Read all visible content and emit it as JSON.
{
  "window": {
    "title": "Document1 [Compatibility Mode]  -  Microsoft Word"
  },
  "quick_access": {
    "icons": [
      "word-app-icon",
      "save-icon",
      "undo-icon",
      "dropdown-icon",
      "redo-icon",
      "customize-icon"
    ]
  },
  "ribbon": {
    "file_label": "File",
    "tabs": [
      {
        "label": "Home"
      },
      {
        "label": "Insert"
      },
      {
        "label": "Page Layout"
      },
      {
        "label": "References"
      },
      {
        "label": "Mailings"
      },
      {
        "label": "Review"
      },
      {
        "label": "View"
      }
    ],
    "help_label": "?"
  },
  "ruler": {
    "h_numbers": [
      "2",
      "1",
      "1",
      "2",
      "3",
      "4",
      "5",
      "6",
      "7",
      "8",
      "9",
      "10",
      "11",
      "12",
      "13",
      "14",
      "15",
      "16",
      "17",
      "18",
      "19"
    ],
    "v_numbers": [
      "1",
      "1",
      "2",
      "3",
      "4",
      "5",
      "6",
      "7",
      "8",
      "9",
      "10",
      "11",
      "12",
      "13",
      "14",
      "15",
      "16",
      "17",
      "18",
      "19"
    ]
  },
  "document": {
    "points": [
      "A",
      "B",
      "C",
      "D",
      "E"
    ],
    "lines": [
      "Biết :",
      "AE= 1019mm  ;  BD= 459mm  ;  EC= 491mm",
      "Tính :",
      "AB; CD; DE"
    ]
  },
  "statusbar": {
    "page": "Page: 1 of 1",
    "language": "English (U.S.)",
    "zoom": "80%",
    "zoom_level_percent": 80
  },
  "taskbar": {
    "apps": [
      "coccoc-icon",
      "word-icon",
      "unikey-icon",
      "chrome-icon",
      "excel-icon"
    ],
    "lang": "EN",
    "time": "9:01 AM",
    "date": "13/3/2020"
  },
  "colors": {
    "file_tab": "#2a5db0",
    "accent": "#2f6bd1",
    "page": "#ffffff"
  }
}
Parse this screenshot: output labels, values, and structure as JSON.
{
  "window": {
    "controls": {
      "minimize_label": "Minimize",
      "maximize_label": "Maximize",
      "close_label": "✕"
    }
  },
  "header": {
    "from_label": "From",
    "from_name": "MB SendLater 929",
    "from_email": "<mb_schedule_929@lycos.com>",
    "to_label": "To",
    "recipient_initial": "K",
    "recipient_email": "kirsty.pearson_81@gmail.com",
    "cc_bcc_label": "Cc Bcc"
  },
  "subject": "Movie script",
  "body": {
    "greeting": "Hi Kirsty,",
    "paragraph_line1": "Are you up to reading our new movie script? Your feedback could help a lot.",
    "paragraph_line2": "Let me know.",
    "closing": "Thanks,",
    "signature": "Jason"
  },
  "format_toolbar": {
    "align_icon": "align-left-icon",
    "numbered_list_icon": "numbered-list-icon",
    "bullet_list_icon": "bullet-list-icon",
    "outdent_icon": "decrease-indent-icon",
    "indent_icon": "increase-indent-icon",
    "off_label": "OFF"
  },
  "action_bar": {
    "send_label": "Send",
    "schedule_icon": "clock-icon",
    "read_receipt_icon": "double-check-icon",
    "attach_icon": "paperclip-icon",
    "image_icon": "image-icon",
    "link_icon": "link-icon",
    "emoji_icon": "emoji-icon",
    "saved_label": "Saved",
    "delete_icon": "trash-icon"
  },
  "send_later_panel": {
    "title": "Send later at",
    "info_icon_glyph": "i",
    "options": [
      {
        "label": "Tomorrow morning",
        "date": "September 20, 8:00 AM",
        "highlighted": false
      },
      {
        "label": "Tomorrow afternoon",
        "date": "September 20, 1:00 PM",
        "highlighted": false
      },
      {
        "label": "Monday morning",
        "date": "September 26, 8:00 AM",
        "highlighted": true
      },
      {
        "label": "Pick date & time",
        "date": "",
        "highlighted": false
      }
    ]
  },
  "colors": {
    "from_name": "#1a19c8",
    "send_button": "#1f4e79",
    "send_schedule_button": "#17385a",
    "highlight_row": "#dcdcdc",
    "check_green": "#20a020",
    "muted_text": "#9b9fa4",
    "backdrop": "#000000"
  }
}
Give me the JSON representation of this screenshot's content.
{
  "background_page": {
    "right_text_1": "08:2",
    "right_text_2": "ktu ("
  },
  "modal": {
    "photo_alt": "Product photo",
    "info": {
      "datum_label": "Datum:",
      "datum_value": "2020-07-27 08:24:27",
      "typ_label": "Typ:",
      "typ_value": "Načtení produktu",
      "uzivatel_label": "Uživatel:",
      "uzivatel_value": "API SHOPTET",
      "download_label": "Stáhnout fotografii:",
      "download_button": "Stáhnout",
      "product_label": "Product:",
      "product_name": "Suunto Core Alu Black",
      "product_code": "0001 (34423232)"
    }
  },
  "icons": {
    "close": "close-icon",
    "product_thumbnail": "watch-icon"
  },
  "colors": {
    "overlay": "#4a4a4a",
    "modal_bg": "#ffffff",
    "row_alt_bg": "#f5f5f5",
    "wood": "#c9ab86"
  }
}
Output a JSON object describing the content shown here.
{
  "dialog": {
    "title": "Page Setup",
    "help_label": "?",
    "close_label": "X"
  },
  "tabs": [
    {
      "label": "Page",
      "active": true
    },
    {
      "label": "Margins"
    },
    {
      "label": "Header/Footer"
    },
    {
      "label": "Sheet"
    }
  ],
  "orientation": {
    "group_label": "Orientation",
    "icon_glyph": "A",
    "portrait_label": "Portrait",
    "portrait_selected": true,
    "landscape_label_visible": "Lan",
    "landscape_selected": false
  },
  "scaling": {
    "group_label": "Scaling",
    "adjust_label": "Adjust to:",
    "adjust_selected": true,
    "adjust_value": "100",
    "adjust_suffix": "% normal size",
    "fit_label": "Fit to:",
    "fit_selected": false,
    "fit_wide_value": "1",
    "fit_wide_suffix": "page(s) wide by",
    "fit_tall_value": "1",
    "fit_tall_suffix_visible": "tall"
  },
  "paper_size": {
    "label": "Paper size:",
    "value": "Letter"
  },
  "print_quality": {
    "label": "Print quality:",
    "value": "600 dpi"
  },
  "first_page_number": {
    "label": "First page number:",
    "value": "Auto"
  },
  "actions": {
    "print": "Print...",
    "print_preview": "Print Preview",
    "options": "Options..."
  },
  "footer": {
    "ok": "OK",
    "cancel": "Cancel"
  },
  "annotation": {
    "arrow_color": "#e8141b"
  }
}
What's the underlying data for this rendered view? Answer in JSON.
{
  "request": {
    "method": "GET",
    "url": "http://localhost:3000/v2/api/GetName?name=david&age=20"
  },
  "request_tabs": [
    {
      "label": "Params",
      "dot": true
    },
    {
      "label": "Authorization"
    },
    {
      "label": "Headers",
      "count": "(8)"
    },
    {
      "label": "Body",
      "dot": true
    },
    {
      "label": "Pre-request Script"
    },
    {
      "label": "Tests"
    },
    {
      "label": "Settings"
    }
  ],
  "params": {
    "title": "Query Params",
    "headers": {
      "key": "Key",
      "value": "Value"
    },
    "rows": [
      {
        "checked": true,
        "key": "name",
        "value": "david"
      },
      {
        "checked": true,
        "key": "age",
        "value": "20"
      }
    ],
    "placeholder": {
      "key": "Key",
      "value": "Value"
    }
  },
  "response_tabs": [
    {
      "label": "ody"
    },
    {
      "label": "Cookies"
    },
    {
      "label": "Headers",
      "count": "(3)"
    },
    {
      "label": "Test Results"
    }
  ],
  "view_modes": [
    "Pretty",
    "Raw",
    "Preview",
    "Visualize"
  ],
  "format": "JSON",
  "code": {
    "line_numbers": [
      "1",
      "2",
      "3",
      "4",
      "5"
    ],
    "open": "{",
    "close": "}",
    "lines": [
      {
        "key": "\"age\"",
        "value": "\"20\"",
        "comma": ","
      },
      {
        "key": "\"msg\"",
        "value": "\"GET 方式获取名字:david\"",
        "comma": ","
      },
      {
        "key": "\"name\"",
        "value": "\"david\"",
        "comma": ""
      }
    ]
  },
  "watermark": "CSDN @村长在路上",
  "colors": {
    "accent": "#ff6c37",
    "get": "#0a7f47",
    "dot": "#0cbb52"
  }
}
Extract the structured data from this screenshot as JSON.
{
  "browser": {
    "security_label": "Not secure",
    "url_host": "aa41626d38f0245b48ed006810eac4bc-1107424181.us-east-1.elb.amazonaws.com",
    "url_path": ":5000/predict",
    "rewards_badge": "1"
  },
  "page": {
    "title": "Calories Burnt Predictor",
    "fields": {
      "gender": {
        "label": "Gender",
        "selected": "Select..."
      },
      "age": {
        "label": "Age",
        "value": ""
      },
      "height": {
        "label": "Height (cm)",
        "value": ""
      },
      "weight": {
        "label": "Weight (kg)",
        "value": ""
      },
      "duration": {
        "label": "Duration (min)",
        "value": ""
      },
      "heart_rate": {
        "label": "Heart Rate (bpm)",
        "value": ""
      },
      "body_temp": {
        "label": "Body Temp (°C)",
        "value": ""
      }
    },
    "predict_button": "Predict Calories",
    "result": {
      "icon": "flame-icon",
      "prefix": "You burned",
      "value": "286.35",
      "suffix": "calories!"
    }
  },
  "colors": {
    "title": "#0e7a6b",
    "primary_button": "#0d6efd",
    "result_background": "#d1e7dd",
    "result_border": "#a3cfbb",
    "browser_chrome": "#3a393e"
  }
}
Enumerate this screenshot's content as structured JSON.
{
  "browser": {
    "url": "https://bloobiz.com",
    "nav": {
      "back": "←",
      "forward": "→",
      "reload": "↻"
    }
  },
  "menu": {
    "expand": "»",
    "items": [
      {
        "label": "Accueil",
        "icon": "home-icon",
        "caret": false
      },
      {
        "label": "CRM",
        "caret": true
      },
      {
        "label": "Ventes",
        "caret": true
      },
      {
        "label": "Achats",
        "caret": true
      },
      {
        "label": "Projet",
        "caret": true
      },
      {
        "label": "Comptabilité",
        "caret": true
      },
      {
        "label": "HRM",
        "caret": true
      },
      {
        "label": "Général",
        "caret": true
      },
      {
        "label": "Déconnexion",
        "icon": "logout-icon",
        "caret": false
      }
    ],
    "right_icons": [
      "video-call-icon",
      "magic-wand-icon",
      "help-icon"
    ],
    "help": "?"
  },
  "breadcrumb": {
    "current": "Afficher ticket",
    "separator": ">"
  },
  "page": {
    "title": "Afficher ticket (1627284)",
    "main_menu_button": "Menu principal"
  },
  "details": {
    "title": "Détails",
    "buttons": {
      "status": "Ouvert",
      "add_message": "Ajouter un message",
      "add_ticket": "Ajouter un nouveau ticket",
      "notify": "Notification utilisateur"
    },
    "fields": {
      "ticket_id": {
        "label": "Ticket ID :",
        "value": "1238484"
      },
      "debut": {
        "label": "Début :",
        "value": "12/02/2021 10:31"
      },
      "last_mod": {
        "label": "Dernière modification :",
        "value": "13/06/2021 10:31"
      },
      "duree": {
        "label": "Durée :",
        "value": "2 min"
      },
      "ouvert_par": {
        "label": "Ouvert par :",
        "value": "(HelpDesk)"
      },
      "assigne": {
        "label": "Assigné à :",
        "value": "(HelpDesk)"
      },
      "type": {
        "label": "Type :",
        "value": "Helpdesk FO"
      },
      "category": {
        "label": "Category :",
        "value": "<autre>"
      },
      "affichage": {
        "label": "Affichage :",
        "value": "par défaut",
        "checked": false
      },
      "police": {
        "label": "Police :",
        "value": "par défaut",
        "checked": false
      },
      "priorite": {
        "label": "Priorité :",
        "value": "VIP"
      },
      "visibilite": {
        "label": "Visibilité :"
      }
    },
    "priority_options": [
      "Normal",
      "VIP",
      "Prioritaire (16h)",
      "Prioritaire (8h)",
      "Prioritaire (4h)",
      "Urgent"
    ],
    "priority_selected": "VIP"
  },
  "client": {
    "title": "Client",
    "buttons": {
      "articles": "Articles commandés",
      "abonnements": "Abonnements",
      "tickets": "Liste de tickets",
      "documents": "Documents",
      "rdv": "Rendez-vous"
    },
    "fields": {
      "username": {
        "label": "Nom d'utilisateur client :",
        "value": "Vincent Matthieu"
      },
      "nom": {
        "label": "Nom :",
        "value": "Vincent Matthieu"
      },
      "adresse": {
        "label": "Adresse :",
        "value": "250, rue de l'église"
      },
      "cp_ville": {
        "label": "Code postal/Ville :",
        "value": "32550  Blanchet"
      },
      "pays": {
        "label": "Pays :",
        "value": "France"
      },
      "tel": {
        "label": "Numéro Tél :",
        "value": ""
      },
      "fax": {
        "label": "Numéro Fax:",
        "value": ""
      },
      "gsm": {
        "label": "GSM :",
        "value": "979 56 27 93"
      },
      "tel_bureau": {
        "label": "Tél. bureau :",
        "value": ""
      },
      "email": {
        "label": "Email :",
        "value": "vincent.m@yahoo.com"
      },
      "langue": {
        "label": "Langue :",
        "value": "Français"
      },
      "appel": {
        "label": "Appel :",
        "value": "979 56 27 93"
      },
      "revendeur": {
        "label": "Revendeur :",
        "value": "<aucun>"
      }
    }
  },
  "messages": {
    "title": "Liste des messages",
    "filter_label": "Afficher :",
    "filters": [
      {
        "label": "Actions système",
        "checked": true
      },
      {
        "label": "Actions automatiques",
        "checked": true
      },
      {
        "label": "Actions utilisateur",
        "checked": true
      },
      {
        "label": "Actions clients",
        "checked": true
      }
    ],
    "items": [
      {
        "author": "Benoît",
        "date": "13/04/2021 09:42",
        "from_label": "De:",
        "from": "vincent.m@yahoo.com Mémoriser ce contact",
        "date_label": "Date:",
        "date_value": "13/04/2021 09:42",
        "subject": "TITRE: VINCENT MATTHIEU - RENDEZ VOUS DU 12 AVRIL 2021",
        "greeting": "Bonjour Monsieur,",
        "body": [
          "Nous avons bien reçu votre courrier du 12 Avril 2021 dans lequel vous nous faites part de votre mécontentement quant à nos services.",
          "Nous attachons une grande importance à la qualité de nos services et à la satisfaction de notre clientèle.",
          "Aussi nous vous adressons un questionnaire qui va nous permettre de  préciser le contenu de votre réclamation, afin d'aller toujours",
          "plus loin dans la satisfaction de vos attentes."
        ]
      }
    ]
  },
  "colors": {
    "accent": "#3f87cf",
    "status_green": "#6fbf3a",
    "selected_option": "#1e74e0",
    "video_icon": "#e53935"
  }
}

..............................

Note every line above where the string "data" shows up, and copy those lines.

What's the underlying data for this rendered view? Answer in JSON.
Extract the structured data from this screenshot as JSON.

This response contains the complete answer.